- [Given task]: Print all of the entries exactly, minus the pictures.

- [Provided data]:
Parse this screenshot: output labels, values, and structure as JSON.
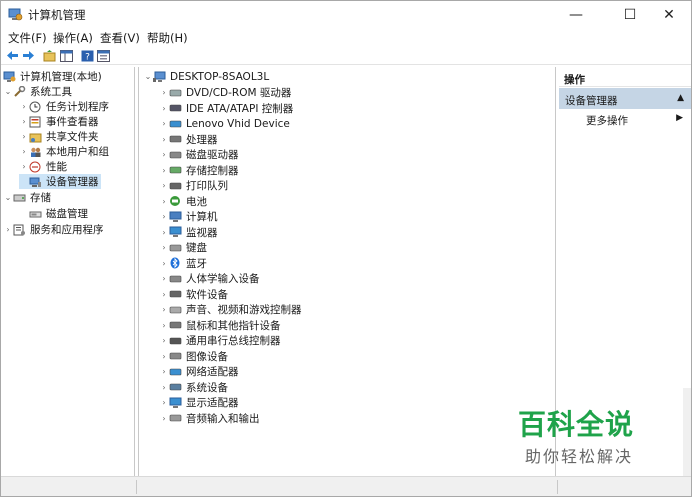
{
  "window": {
    "title": "计算机管理",
    "controls": {
      "minimize": "—",
      "maximize": "☐",
      "close": "✕"
    }
  },
  "menu": [
    "文件(F)",
    "操作(A)",
    "查看(V)",
    "帮助(H)"
  ],
  "toolbar": [
    "back-arrow-icon",
    "forward-arrow-icon",
    "up-folder-icon",
    "show-hide-tree-icon",
    "help-icon",
    "properties-icon"
  ],
  "left_tree": {
    "root": "计算机管理(本地)",
    "system_tools": "系统工具",
    "task_scheduler": "任务计划程序",
    "event_viewer": "事件查看器",
    "shared_folders": "共享文件夹",
    "local_users": "本地用户和组",
    "performance": "性能",
    "device_manager": "设备管理器",
    "storage": "存储",
    "disk_management": "磁盘管理",
    "services": "服务和应用程序"
  },
  "devices": {
    "computer_name": "DESKTOP-8SAOL3L",
    "items": [
      "DVD/CD-ROM 驱动器",
      "IDE ATA/ATAPI 控制器",
      "Lenovo Vhid Device",
      "处理器",
      "磁盘驱动器",
      "存储控制器",
      "打印队列",
      "电池",
      "计算机",
      "监视器",
      "键盘",
      "蓝牙",
      "人体学输入设备",
      "软件设备",
      "声音、视频和游戏控制器",
      "鼠标和其他指针设备",
      "通用串行总线控制器",
      "图像设备",
      "网络适配器",
      "系统设备",
      "显示适配器",
      "音频输入和输出"
    ]
  },
  "actions": {
    "title": "操作",
    "group": "设备管理器",
    "more": "更多操作"
  },
  "watermark": {
    "big": "百科全说",
    "small": "助你轻松解决"
  },
  "colors": {
    "selection": "#cce4f7",
    "actions_header": "#c5d5e5",
    "watermark_green": "#1fa34a"
  }
}
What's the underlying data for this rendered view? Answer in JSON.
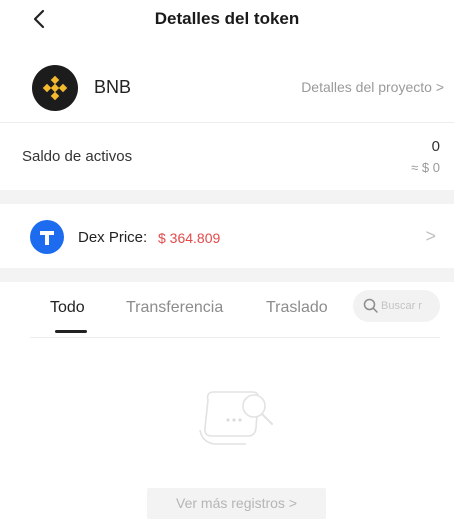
{
  "header": {
    "title": "Detalles del token",
    "back_icon": "chevron-left-icon"
  },
  "token": {
    "symbol": "BNB",
    "project_link": "Detalles del proyecto >",
    "logo_icon": "bnb-logo-icon"
  },
  "balance": {
    "label": "Saldo de activos",
    "amount": "0",
    "fiat": "≈ $ 0"
  },
  "dex": {
    "label": "Dex Price:",
    "price": "$ 364.809",
    "chevron": ">",
    "price_color": "#e24a4a"
  },
  "tabs": [
    {
      "label": "Todo",
      "active": true
    },
    {
      "label": "Transferencia",
      "active": false
    },
    {
      "label": "Traslado",
      "active": false
    }
  ],
  "search": {
    "placeholder": "Buscar r"
  },
  "empty_state": {
    "icon": "empty-records-icon"
  },
  "more_button": {
    "label": "Ver más registros >"
  },
  "colors": {
    "accent_blue": "#1d6cf0",
    "bnb_yellow": "#f3ba2f",
    "price_red": "#e24a4a"
  }
}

- [Response]:
Parse this screenshot: output labels, values, and structure as JSON.
{
  "window": {
    "title": "计算机管理",
    "controls": {
      "minimize": "—",
      "maximize": "☐",
      "close": "✕"
    }
  },
  "menu": [
    "文件(F)",
    "操作(A)",
    "查看(V)",
    "帮助(H)"
  ],
  "toolbar": [
    "back-arrow-icon",
    "forward-arrow-icon",
    "up-folder-icon",
    "show-hide-tree-icon",
    "help-icon",
    "properties-icon"
  ],
  "left_tree": {
    "root": "计算机管理(本地)",
    "system_tools": "系统工具",
    "task_scheduler": "任务计划程序",
    "event_viewer": "事件查看器",
    "shared_folders": "共享文件夹",
    "local_users": "本地用户和组",
    "performance": "性能",
    "device_manager": "设备管理器",
    "storage": "存储",
    "disk_management": "磁盘管理",
    "services": "服务和应用程序"
  },
  "devices": {
    "computer_name": "DESKTOP-8SAOL3L",
    "items": [
      "DVD/CD-ROM 驱动器",
      "IDE ATA/ATAPI 控制器",
      "Lenovo Vhid Device",
      "处理器",
      "磁盘驱动器",
      "存储控制器",
      "打印队列",
      "电池",
      "计算机",
      "监视器",
      "键盘",
      "蓝牙",
      "人体学输入设备",
      "软件设备",
      "声音、视频和游戏控制器",
      "鼠标和其他指针设备",
      "通用串行总线控制器",
      "图像设备",
      "网络适配器",
      "系统设备",
      "显示适配器",
      "音频输入和输出"
    ]
  },
  "actions": {
    "title": "操作",
    "group": "设备管理器",
    "more": "更多操作"
  },
  "watermark": {
    "big": "百科全说",
    "small": "助你轻松解决"
  },
  "colors": {
    "selection": "#cce4f7",
    "actions_header": "#c5d5e5",
    "watermark_green": "#1fa34a"
  }
}
What's the underlying data for this rendered view? Answer in JSON.
{
  "header": {
    "title": "Detalles del token",
    "back_icon": "chevron-left-icon"
  },
  "token": {
    "symbol": "BNB",
    "project_link": "Detalles del proyecto >",
    "logo_icon": "bnb-logo-icon"
  },
  "balance": {
    "label": "Saldo de activos",
    "amount": "0",
    "fiat": "≈ $ 0"
  },
  "dex": {
    "label": "Dex Price:",
    "price": "$ 364.809",
    "chevron": ">",
    "price_color": "#e24a4a"
  },
  "tabs": [
    {
      "label": "Todo",
      "active": true
    },
    {
      "label": "Transferencia",
      "active": false
    },
    {
      "label": "Traslado",
      "active": false
    }
  ],
  "search": {
    "placeholder": "Buscar r"
  },
  "empty_state": {
    "icon": "empty-records-icon"
  },
  "more_button": {
    "label": "Ver más registros >"
  },
  "colors": {
    "accent_blue": "#1d6cf0",
    "bnb_yellow": "#f3ba2f",
    "price_red": "#e24a4a"
  }
}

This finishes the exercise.